_Given problem_:
Below is a listing to write out in full, exactly as given, without its pictures.

_Information given_:
* start *
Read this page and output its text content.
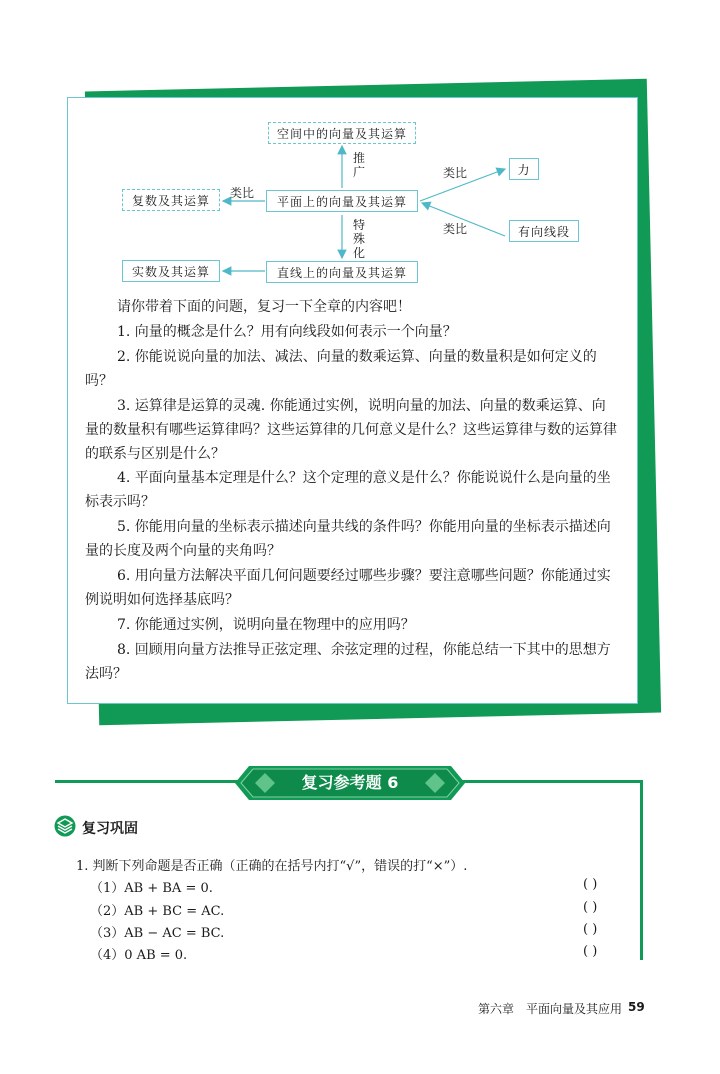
空间中的向量及其运算
平面上的向量及其运算
直线上的向量及其运算
复数及其运算
实数及其运算
力
有向线段
类比
类比
类比
推广
特殊化
请你带着下面的问题，复习一下全章的内容吧！
1. 向量的概念是什么？用有向线段如何表示一个向量？
2. 你能说说向量的加法、减法、向量的数乘运算、向量的数量积是如何定义的吗？
3. 运算律是运算的灵魂. 你能通过实例，说明向量的加法、向量的数乘运算、向量的数量积有哪些运算律吗？这些运算律的几何意义是什么？这些运算律与数的运算律的联系与区别是什么？
4. 平面向量基本定理是什么？这个定理的意义是什么？你能说说什么是向量的坐标表示吗？
5. 你能用向量的坐标表示描述向量共线的条件吗？你能用向量的坐标表示描述向量的长度及两个向量的夹角吗？
6. 用向量方法解决平面几何问题要经过哪些步骤？要注意哪些问题？你能通过实例说明如何选择基底吗？
7. 你能通过实例，说明向量在物理中的应用吗？
8. 回顾用向量方法推导正弦定理、余弦定理的过程，你能总结一下其中的思想方法吗？
复习参考题 6
复习巩固
1. 判断下列命题是否正确（正确的在括号内打“√”，错误的打“×”）.
（1）AB + BA = 0.
（2）AB + BC = AC.
（3）AB − AC = BC.
（4）0 AB = 0.
( )
( )
( )
( )
第六章　平面向量及其应用 59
* end *
_The reply_:
Read this page and output its text content.
空间中的向量及其运算
平面上的向量及其运算
直线上的向量及其运算
复数及其运算
实数及其运算
力
有向线段
类比
类比
类比
推广
特殊化
请你带着下面的问题，复习一下全章的内容吧！
1. 向量的概念是什么？用有向线段如何表示一个向量？
2. 你能说说向量的加法、减法、向量的数乘运算、向量的数量积是如何定义的吗？
3. 运算律是运算的灵魂. 你能通过实例，说明向量的加法、向量的数乘运算、向量的数量积有哪些运算律吗？这些运算律的几何意义是什么？这些运算律与数的运算律的联系与区别是什么？
4. 平面向量基本定理是什么？这个定理的意义是什么？你能说说什么是向量的坐标表示吗？
5. 你能用向量的坐标表示描述向量共线的条件吗？你能用向量的坐标表示描述向量的长度及两个向量的夹角吗？
6. 用向量方法解决平面几何问题要经过哪些步骤？要注意哪些问题？你能通过实例说明如何选择基底吗？
7. 你能通过实例，说明向量在物理中的应用吗？
8. 回顾用向量方法推导正弦定理、余弦定理的过程，你能总结一下其中的思想方法吗？
复习参考题 6
复习巩固
1. 判断下列命题是否正确（正确的在括号内打“√”，错误的打“×”）.
（1）AB + BA = 0.
（2）AB + BC = AC.
（3）AB − AC = BC.
（4）0 AB = 0.
( )
( )
( )
( )
第六章　平面向量及其应用 59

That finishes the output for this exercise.